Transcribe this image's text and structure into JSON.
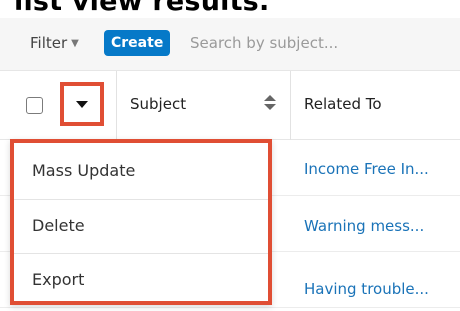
{
  "heading": {
    "text": "list view results."
  },
  "toolbar": {
    "filter_label": "Filter",
    "create_label": "Create",
    "search_placeholder": "Search by subject..."
  },
  "table": {
    "columns": [
      {
        "label": "Subject",
        "sortable": true
      },
      {
        "label": "Related To",
        "sortable": false
      }
    ],
    "rows": [
      {
        "related_to": "Income Free In..."
      },
      {
        "related_to": "Warning mess..."
      },
      {
        "related_to": "Having trouble..."
      }
    ]
  },
  "actions_menu": {
    "items": [
      {
        "label": "Mass Update"
      },
      {
        "label": "Delete"
      },
      {
        "label": "Export"
      }
    ]
  },
  "colors": {
    "accent": "#0679c8",
    "highlight": "#e04e34",
    "link": "#1a73b8"
  },
  "icons": {
    "filter_caret": "chevron-down-icon",
    "actions_toggle": "caret-down-icon",
    "sort": "sort-icon"
  }
}
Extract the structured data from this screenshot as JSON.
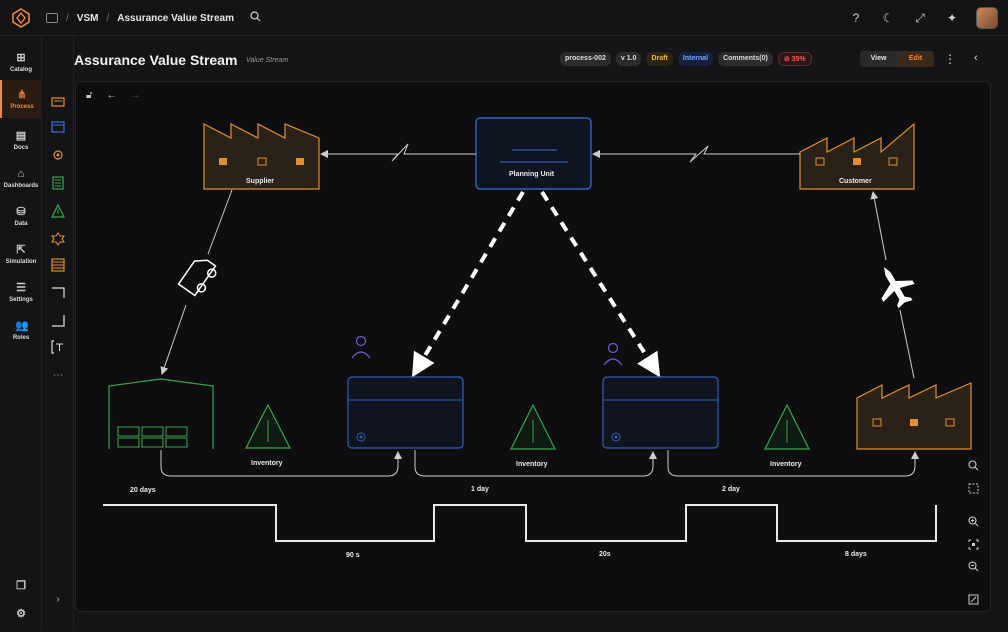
{
  "app": {
    "breadcrumb": [
      "VSM",
      "Assurance Value Stream"
    ]
  },
  "topbar": {
    "icons": [
      "search-icon",
      "help-icon",
      "moon-icon",
      "fullscreen-icon",
      "sparkle-icon"
    ]
  },
  "sidebar": {
    "items": [
      {
        "label": "Catalog",
        "icon": "catalog-icon"
      },
      {
        "label": "Process",
        "icon": "process-icon",
        "active": true
      },
      {
        "label": "Docs",
        "icon": "docs-icon"
      },
      {
        "label": "Dashboards",
        "icon": "dashboards-icon"
      },
      {
        "label": "Data",
        "icon": "database-icon"
      },
      {
        "label": "Simulation",
        "icon": "simulation-icon"
      },
      {
        "label": "Settings",
        "icon": "settings-icon"
      },
      {
        "label": "Roles",
        "icon": "roles-icon"
      }
    ]
  },
  "page": {
    "title": "Assurance Value Stream",
    "subtitle": "Value Stream",
    "badges": {
      "process_id": "process-002",
      "version": "v 1.0",
      "status": "Draft",
      "visibility": "Internal",
      "comments": "Comments(0)",
      "progress": "35%"
    },
    "mode": {
      "view": "View",
      "edit": "Edit",
      "selected": "Edit"
    }
  },
  "diagram": {
    "supplier_label": "Supplier",
    "planning_label": "Planning Unit",
    "customer_label": "Customer",
    "inventory_labels": [
      "Inventory",
      "Inventory",
      "Inventory"
    ],
    "waiting_times": [
      "20 days",
      "1 day",
      "2 day"
    ],
    "process_times": [
      "90 s",
      "20s",
      "8 days"
    ],
    "colors": {
      "factory": "#e0902f",
      "planning": "#3b6fd6",
      "warehouse": "#35a84a",
      "process_box": "#2f5fb8",
      "triangle": "#35a84a",
      "operator": "#6a5fd0",
      "line": "#cfcfcf"
    }
  }
}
_ _ _
■ WHAT THE TASK REQUIRES
Exclude all images and restate the records above word for word.

■ WRITTEN RESPONSE
Transcribe this image's text and structure into JSON.
{
  "heading": {
    "text": "list view results."
  },
  "toolbar": {
    "filter_label": "Filter",
    "create_label": "Create",
    "search_placeholder": "Search by subject..."
  },
  "table": {
    "columns": [
      {
        "label": "Subject",
        "sortable": true
      },
      {
        "label": "Related To",
        "sortable": false
      }
    ],
    "rows": [
      {
        "related_to": "Income Free In..."
      },
      {
        "related_to": "Warning mess..."
      },
      {
        "related_to": "Having trouble..."
      }
    ]
  },
  "actions_menu": {
    "items": [
      {
        "label": "Mass Update"
      },
      {
        "label": "Delete"
      },
      {
        "label": "Export"
      }
    ]
  },
  "colors": {
    "accent": "#0679c8",
    "highlight": "#e04e34",
    "link": "#1a73b8"
  },
  "icons": {
    "filter_caret": "chevron-down-icon",
    "actions_toggle": "caret-down-icon",
    "sort": "sort-icon"
  }
}
Extract the structured data from this screenshot as JSON.
{
  "app": {
    "breadcrumb": [
      "VSM",
      "Assurance Value Stream"
    ]
  },
  "topbar": {
    "icons": [
      "search-icon",
      "help-icon",
      "moon-icon",
      "fullscreen-icon",
      "sparkle-icon"
    ]
  },
  "sidebar": {
    "items": [
      {
        "label": "Catalog",
        "icon": "catalog-icon"
      },
      {
        "label": "Process",
        "icon": "process-icon",
        "active": true
      },
      {
        "label": "Docs",
        "icon": "docs-icon"
      },
      {
        "label": "Dashboards",
        "icon": "dashboards-icon"
      },
      {
        "label": "Data",
        "icon": "database-icon"
      },
      {
        "label": "Simulation",
        "icon": "simulation-icon"
      },
      {
        "label": "Settings",
        "icon": "settings-icon"
      },
      {
        "label": "Roles",
        "icon": "roles-icon"
      }
    ]
  },
  "page": {
    "title": "Assurance Value Stream",
    "subtitle": "Value Stream",
    "badges": {
      "process_id": "process-002",
      "version": "v 1.0",
      "status": "Draft",
      "visibility": "Internal",
      "comments": "Comments(0)",
      "progress": "35%"
    },
    "mode": {
      "view": "View",
      "edit": "Edit",
      "selected": "Edit"
    }
  },
  "diagram": {
    "supplier_label": "Supplier",
    "planning_label": "Planning Unit",
    "customer_label": "Customer",
    "inventory_labels": [
      "Inventory",
      "Inventory",
      "Inventory"
    ],
    "waiting_times": [
      "20 days",
      "1 day",
      "2 day"
    ],
    "process_times": [
      "90 s",
      "20s",
      "8 days"
    ],
    "colors": {
      "factory": "#e0902f",
      "planning": "#3b6fd6",
      "warehouse": "#35a84a",
      "process_box": "#2f5fb8",
      "triangle": "#35a84a",
      "operator": "#6a5fd0",
      "line": "#cfcfcf"
    }
  }
}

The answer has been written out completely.